● THE PROBLEM:
Reproduce every line of the data below word for word, leaving out the pictures.

● DATA ROWS:

>> BEGIN

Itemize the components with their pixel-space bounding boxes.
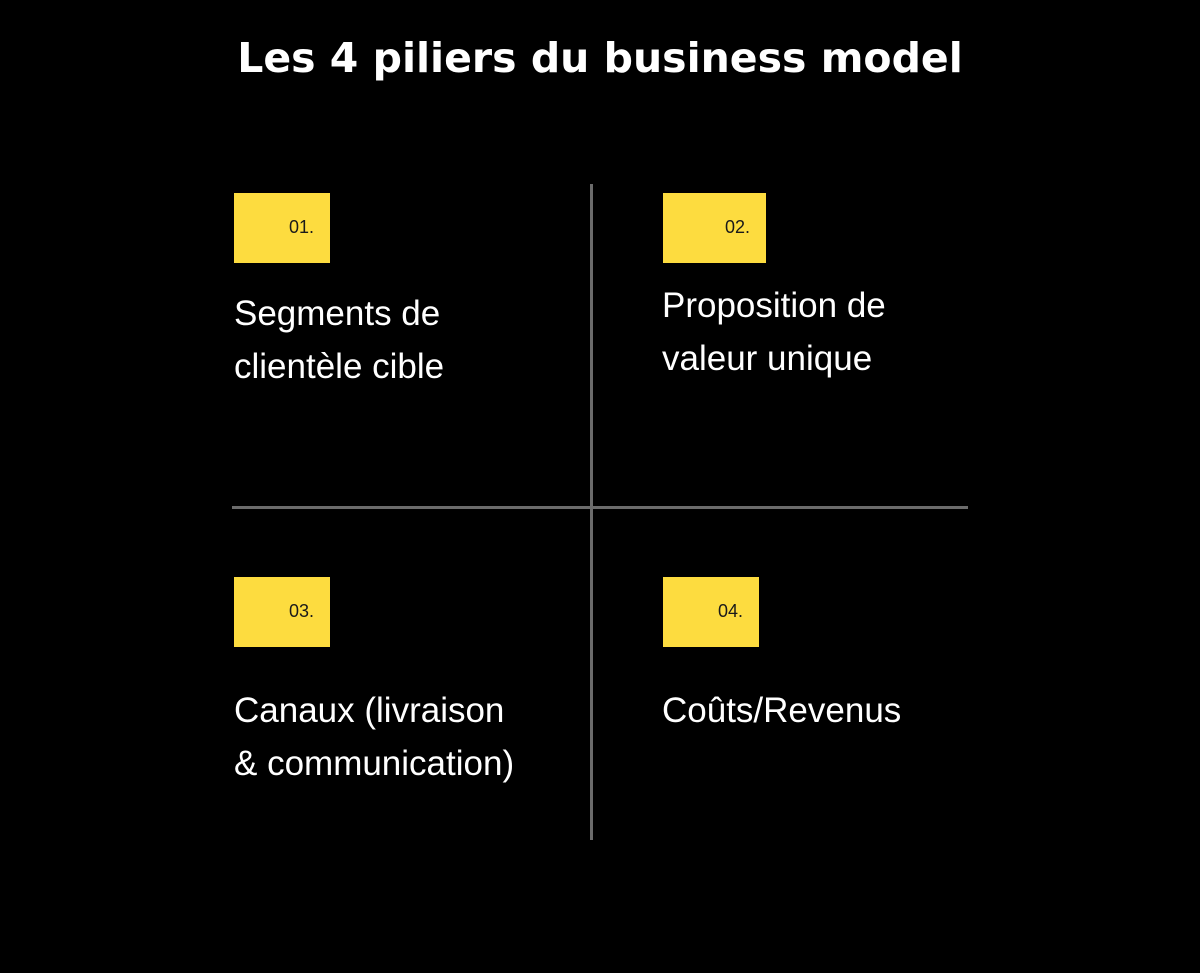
pillar-label: Segments de clientèle cible	[234, 287, 444, 393]
pillar-number-badge: 04.	[663, 577, 759, 647]
pillar-label-line: Coûts/Revenus	[662, 691, 902, 730]
pillar-number-badge: 02.	[663, 193, 766, 263]
pillar-label-line: valeur unique	[662, 339, 873, 378]
pillar-label-line: & communication)	[234, 744, 515, 783]
vertical-divider	[590, 184, 593, 840]
pillar-number-badge: 01.	[234, 193, 330, 263]
horizontal-divider	[232, 506, 968, 509]
pillar-label-line: Canaux (livraison	[234, 691, 505, 730]
pillar-label-line: Segments de	[234, 294, 441, 333]
pillar-label-line: clientèle cible	[234, 347, 445, 386]
page-title: Les 4 piliers du business model	[237, 34, 963, 82]
pillar-label: Proposition de valeur unique	[662, 279, 886, 385]
pillar-label-line: Proposition de	[662, 286, 886, 325]
pillar-label: Coûts/Revenus	[662, 684, 901, 737]
pillar-label: Canaux (livraison & communication)	[234, 684, 514, 790]
pillar-number-badge: 03.	[234, 577, 330, 647]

>> END

● RESPONSE TO THIS EXERCISE:
Itemize the components with their pixel-space bounding boxes.
pillar-label: Segments de clientèle cible	[234, 287, 444, 393]
pillar-number-badge: 04.	[663, 577, 759, 647]
pillar-label-line: Coûts/Revenus	[662, 691, 902, 730]
pillar-number-badge: 02.	[663, 193, 766, 263]
pillar-label-line: valeur unique	[662, 339, 873, 378]
pillar-label-line: & communication)	[234, 744, 515, 783]
vertical-divider	[590, 184, 593, 840]
pillar-number-badge: 01.	[234, 193, 330, 263]
horizontal-divider	[232, 506, 968, 509]
pillar-label-line: Canaux (livraison	[234, 691, 505, 730]
pillar-label-line: Segments de	[234, 294, 441, 333]
pillar-label-line: clientèle cible	[234, 347, 445, 386]
page-title: Les 4 piliers du business model	[237, 34, 963, 82]
pillar-label: Proposition de valeur unique	[662, 279, 886, 385]
pillar-label-line: Proposition de	[662, 286, 886, 325]
pillar-label: Coûts/Revenus	[662, 684, 901, 737]
pillar-label: Canaux (livraison & communication)	[234, 684, 514, 790]
pillar-number-badge: 03.	[234, 577, 330, 647]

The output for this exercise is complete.